▶ [Data entries]:
● ● ● ● ● ● ●

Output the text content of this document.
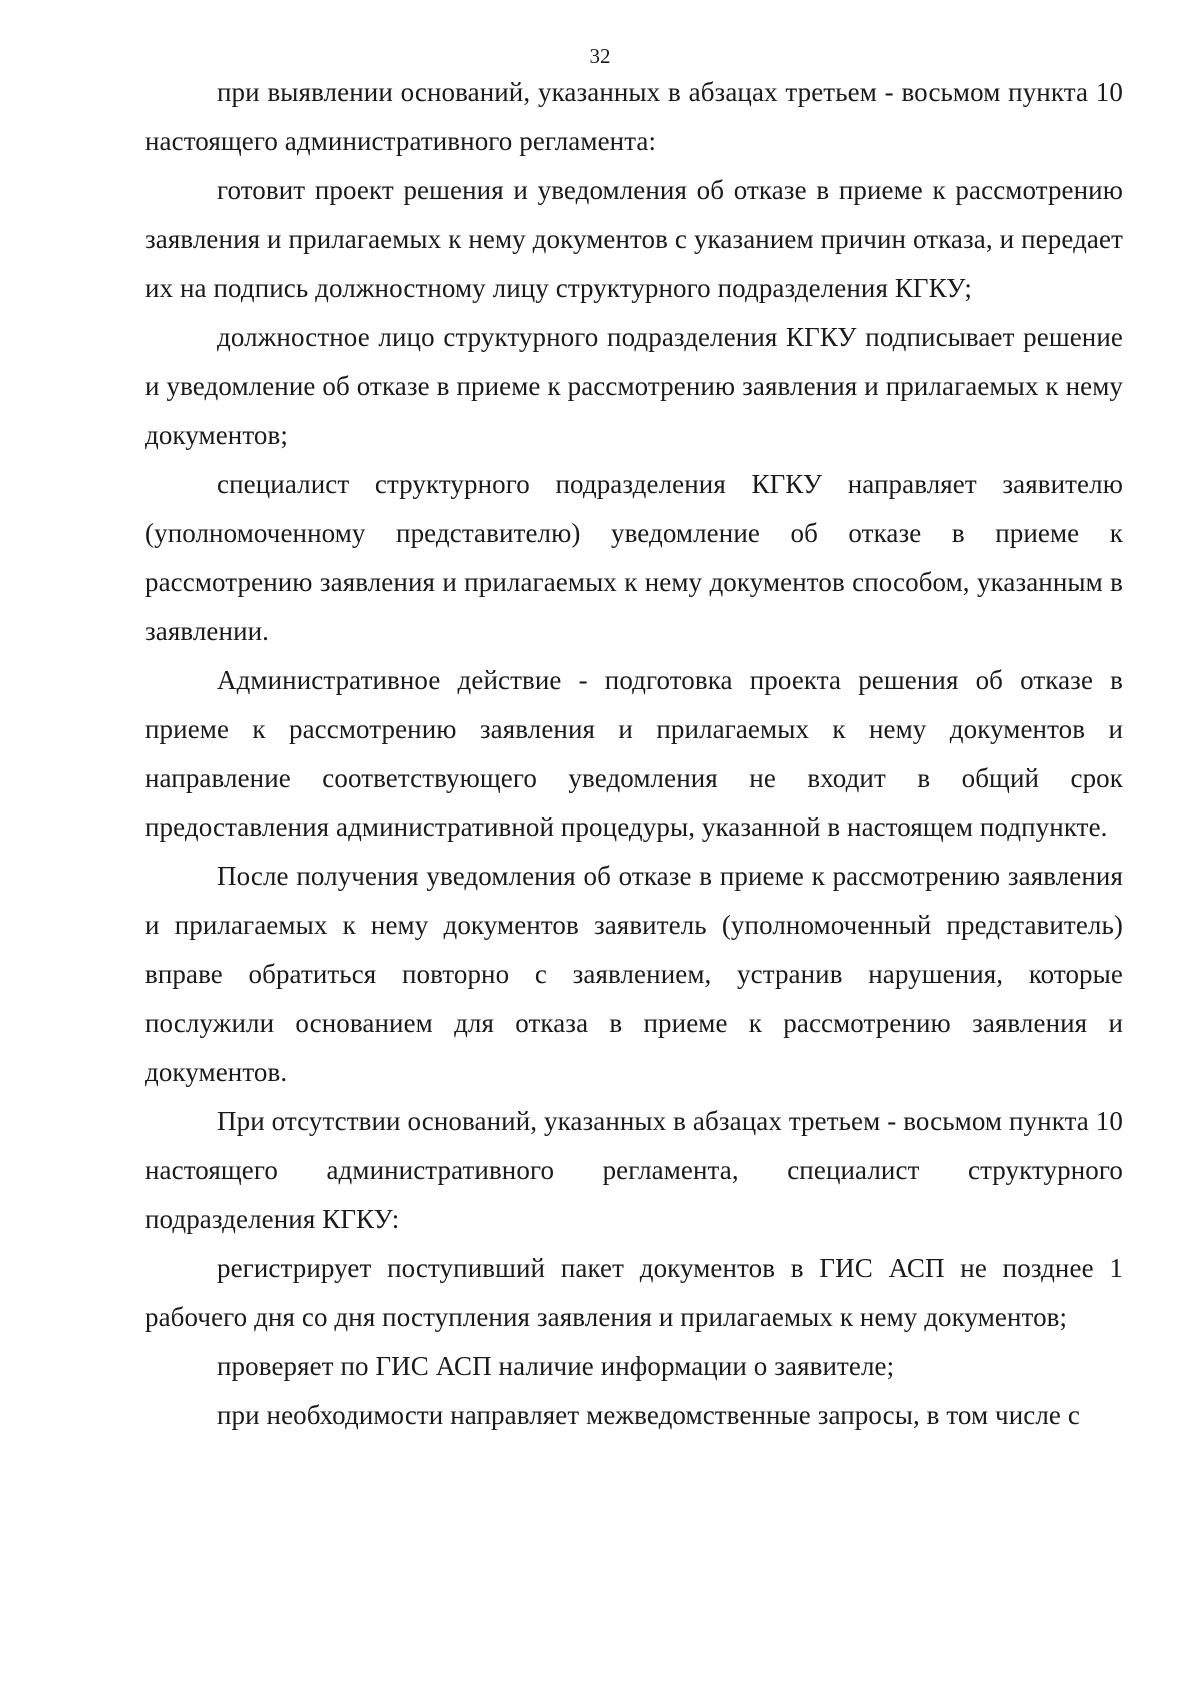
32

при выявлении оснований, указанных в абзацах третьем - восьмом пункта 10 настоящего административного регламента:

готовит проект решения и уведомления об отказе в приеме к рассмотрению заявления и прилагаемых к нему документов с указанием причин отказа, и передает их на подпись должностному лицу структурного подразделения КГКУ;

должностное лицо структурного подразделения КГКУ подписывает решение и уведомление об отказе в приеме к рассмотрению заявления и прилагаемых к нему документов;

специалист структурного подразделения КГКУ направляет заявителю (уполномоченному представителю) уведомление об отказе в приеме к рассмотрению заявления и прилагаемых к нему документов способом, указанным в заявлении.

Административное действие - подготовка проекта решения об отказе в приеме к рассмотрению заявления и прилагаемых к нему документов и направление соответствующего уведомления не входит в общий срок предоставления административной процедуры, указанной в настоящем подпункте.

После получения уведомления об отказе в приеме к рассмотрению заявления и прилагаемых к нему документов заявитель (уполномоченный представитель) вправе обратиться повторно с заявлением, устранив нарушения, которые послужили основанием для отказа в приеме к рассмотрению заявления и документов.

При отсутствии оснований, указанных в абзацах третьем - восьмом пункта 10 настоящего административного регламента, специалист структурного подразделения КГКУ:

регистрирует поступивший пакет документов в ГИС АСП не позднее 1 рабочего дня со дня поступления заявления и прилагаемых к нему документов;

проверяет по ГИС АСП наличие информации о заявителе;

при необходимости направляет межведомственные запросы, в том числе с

● ● ● ● ● ● ●

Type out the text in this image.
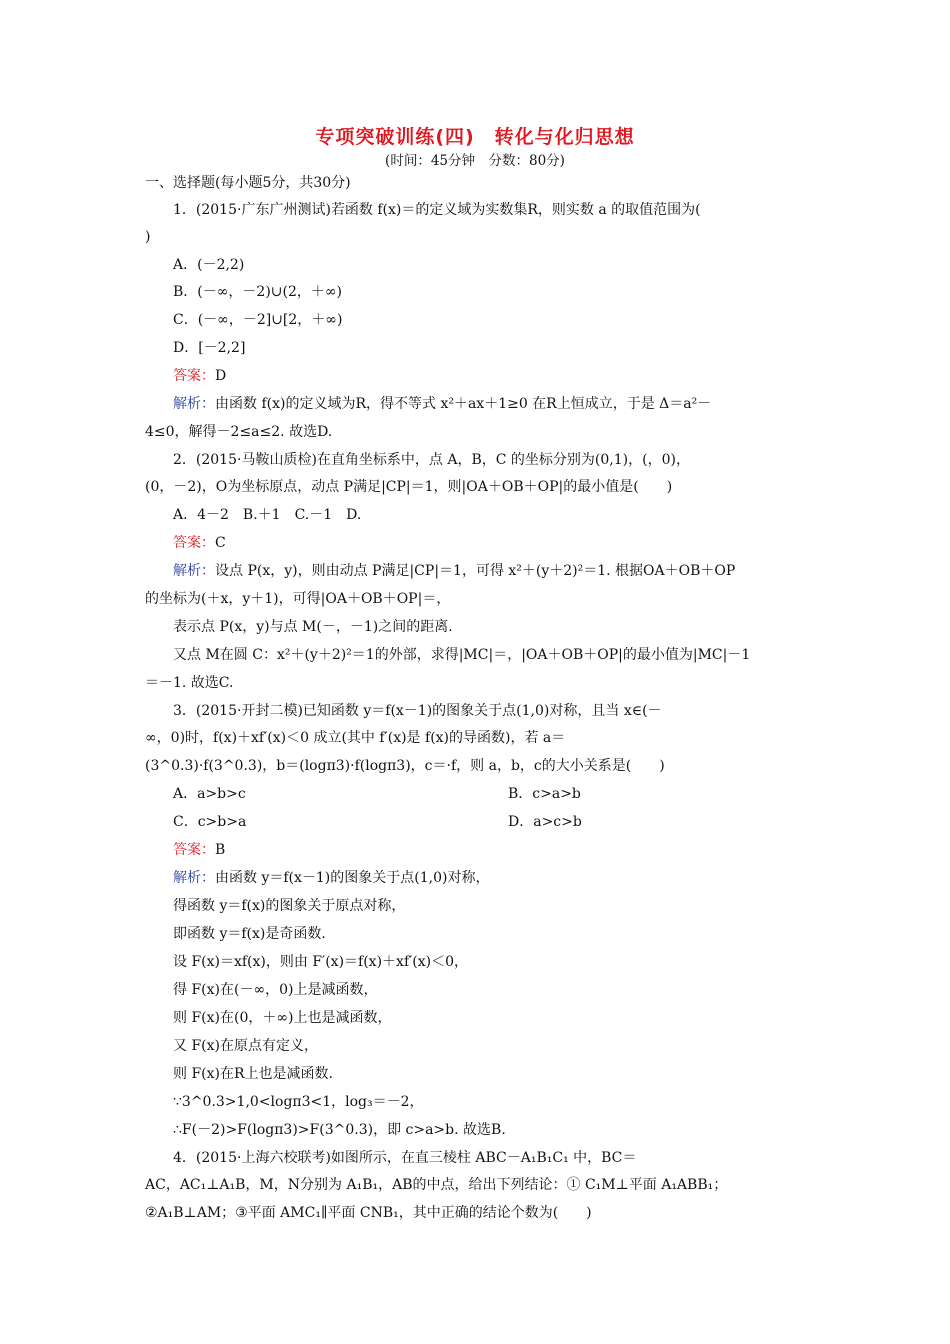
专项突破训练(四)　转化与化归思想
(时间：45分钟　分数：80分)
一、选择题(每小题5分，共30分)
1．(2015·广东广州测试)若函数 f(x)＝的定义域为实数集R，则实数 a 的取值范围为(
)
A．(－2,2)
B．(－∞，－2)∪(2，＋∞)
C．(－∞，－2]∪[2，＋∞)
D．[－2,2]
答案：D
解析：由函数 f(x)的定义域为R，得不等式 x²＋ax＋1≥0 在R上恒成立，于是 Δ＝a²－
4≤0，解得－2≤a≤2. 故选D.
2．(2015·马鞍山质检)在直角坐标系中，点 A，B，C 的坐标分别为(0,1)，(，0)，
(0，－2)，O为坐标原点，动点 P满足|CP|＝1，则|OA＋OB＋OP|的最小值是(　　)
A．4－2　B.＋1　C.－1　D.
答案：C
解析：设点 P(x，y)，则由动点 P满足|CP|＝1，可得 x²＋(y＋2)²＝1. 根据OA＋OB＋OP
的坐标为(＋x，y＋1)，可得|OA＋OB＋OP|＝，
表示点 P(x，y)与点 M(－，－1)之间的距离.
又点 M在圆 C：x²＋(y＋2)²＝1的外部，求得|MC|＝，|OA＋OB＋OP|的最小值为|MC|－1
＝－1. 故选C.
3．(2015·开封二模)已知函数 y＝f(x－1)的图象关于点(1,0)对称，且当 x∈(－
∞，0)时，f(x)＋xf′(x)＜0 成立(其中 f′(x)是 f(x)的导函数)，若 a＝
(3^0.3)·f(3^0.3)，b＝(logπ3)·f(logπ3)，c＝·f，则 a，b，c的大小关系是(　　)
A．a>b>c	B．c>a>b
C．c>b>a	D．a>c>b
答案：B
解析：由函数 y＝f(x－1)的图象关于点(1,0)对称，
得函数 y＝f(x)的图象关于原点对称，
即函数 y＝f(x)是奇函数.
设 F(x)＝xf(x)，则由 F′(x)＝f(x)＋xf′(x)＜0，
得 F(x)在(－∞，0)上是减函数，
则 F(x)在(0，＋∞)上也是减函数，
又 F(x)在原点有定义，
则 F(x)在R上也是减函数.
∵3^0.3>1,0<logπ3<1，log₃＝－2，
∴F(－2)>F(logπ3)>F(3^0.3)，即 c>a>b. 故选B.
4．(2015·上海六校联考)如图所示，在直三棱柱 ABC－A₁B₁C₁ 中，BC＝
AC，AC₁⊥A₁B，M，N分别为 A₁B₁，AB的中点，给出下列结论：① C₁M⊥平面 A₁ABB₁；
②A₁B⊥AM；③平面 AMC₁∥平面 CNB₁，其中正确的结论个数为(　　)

● ● ● ● ● ● ●

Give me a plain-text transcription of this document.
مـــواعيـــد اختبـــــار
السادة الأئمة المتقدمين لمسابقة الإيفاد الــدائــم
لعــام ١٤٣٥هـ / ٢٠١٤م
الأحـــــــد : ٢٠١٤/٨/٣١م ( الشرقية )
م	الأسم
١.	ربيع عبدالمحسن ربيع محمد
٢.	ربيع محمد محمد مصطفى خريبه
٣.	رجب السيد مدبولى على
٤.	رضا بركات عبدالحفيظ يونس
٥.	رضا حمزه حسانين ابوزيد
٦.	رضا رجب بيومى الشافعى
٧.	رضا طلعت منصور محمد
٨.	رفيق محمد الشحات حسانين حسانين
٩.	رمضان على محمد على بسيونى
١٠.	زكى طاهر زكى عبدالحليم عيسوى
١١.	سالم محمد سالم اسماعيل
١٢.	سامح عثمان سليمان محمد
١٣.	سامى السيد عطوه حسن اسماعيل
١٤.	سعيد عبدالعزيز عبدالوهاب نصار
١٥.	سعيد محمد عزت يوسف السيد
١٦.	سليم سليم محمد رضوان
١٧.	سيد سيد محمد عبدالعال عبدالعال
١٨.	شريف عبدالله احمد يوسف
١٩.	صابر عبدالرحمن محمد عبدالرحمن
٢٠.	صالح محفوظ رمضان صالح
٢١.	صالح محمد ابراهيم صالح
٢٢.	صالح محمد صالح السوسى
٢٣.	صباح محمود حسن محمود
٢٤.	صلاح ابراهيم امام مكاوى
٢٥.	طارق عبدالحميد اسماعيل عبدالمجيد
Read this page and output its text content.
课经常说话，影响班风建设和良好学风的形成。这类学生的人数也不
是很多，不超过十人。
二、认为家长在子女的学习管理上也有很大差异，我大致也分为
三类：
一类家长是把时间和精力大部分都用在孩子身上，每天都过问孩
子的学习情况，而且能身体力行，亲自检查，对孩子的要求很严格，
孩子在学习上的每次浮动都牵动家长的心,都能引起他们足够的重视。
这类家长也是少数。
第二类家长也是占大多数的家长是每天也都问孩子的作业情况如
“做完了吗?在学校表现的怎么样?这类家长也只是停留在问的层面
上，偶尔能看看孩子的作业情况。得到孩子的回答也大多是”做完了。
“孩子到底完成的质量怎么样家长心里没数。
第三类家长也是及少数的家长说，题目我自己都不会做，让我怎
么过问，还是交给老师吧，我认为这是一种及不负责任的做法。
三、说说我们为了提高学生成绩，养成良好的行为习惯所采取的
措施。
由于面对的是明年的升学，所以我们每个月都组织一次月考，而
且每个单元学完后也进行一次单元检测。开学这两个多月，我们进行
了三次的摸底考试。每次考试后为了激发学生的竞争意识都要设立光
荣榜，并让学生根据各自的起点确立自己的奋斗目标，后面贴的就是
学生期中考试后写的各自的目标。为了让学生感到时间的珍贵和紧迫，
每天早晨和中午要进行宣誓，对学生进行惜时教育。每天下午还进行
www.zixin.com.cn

● ● ● ● ● ● ●

▶ [Short exercise]:
Look through the entries above; copy every line holding the string "уведомления".

▶ [Reply]:
готовит проект решения и уведомления об отказе в приеме к рассмотрению заявления и прилагаемых к нему документов с указанием причин отказа, и передает их на подпись должностному лицу структурного подразделения КГКУ;
Административное действие - подготовка проекта решения об отказе в приеме к рассмотрению заявления и прилагаемых к нему документов и направление соответствующего уведомления не входит в общий срок предоставления административной процедуры, указанной в настоящем подпункте.
После получения уведомления об отказе в приеме к рассмотрению заявления и прилагаемых к нему документов заявитель (уполномоченный представитель) вправе обратиться повторно с заявлением, устранив нарушения, которые послужили основанием для отказа в приеме к рассмотрению заявления и документов.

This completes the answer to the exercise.